Extracted records:
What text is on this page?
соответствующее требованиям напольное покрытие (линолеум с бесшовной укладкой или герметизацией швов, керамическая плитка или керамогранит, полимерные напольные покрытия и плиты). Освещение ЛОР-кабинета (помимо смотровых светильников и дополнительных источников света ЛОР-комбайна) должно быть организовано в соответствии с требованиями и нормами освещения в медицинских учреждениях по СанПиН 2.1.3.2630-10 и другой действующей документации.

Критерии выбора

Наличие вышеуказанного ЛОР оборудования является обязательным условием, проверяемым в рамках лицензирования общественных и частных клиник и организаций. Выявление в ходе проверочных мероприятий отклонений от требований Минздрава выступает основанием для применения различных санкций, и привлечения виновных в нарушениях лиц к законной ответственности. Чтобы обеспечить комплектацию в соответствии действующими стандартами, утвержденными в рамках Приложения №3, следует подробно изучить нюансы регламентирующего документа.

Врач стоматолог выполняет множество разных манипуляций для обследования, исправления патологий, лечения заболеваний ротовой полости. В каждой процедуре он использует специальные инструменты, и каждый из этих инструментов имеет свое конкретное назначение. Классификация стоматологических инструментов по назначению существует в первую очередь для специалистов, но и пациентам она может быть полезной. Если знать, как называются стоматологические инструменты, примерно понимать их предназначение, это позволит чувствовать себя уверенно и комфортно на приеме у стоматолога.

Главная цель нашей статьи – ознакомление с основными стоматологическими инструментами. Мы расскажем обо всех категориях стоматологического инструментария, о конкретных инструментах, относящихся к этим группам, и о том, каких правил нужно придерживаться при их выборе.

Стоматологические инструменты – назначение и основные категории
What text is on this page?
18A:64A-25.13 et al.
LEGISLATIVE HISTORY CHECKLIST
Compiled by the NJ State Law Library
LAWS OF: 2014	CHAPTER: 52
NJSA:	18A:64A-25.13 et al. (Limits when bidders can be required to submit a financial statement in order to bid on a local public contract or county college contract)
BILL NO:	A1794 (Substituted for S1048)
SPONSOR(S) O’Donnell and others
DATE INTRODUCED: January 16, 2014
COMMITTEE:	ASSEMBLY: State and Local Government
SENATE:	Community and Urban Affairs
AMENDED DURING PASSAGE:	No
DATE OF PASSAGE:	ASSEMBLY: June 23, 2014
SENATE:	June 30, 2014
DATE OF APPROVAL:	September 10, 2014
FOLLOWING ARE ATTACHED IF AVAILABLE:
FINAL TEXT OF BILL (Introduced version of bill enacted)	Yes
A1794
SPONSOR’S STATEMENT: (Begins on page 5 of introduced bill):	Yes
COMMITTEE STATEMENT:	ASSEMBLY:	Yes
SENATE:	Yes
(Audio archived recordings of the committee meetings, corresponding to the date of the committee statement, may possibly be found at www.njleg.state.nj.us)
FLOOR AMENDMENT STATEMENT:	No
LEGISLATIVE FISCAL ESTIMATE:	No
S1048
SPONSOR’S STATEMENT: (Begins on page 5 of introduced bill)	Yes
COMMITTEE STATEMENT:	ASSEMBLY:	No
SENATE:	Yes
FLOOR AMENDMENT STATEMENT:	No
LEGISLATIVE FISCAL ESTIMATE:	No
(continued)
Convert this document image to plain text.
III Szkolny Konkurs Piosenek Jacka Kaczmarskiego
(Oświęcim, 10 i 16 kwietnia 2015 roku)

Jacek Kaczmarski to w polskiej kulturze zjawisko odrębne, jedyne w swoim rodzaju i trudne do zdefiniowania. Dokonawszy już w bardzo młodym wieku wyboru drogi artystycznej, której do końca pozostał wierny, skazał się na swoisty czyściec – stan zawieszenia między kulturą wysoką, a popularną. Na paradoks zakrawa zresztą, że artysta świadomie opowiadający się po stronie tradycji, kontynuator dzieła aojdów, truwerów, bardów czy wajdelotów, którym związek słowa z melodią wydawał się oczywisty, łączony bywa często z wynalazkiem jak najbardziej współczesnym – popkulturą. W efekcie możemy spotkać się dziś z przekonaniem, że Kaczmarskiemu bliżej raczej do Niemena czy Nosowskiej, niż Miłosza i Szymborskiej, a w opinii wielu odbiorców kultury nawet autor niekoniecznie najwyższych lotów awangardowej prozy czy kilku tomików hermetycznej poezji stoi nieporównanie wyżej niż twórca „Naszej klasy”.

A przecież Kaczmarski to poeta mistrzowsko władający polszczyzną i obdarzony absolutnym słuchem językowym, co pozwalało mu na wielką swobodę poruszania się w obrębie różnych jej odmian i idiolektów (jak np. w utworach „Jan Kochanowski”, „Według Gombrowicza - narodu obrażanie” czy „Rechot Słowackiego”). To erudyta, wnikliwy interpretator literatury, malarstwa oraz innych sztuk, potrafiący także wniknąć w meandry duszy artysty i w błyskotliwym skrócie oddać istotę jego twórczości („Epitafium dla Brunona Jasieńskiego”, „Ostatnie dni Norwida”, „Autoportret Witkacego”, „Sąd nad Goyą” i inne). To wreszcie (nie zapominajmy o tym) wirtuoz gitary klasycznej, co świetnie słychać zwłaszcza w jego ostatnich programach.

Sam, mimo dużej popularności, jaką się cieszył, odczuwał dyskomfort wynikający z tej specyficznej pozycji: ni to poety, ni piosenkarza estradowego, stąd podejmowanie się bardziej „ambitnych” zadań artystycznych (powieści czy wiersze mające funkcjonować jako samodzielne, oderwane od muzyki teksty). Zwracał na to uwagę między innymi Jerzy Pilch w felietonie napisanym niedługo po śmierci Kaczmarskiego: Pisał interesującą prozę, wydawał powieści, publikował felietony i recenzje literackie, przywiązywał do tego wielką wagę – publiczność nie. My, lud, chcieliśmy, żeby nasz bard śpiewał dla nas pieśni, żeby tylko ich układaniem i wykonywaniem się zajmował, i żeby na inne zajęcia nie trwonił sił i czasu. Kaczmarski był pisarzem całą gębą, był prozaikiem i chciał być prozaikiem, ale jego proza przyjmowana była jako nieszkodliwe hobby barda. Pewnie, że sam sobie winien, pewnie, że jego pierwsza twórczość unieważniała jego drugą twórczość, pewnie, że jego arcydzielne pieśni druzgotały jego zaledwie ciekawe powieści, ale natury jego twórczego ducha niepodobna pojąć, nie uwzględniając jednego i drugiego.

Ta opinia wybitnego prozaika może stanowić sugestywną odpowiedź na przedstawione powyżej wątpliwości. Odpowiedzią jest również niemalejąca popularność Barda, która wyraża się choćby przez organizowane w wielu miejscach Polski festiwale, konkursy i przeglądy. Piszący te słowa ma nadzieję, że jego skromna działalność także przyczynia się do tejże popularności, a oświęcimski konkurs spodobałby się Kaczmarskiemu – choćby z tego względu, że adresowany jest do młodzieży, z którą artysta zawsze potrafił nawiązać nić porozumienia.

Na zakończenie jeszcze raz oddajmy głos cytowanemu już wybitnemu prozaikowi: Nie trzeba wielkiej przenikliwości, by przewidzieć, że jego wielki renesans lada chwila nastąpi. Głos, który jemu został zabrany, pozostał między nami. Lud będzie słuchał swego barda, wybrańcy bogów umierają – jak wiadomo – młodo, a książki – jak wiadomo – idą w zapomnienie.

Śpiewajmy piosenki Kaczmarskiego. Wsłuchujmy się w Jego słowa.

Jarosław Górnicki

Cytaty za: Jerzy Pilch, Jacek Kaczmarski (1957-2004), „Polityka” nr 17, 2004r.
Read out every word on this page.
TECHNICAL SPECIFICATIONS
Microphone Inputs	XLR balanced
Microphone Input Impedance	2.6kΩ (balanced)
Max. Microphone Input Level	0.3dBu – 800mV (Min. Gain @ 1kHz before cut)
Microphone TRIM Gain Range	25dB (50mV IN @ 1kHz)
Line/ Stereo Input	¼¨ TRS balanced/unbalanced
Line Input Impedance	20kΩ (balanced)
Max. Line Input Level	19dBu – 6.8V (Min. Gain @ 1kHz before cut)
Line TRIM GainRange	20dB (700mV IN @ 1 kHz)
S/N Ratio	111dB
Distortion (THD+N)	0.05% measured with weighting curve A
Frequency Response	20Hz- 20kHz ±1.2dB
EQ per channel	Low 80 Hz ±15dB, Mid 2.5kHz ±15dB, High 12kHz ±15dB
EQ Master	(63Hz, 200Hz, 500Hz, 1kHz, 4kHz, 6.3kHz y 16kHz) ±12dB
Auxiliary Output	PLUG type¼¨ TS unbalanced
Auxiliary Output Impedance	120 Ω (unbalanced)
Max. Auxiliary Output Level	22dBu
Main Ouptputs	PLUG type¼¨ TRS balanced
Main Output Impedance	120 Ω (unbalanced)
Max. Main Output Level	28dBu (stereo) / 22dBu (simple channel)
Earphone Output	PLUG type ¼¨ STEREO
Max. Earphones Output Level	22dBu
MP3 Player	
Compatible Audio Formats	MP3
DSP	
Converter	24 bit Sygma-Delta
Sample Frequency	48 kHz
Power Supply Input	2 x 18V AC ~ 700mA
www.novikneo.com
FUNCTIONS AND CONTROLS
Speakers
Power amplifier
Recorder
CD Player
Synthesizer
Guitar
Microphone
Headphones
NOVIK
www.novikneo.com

**EXERCISE PROMPT:** Count the lines that hold the string "Output" and state that number alone.

**RESULT:** 7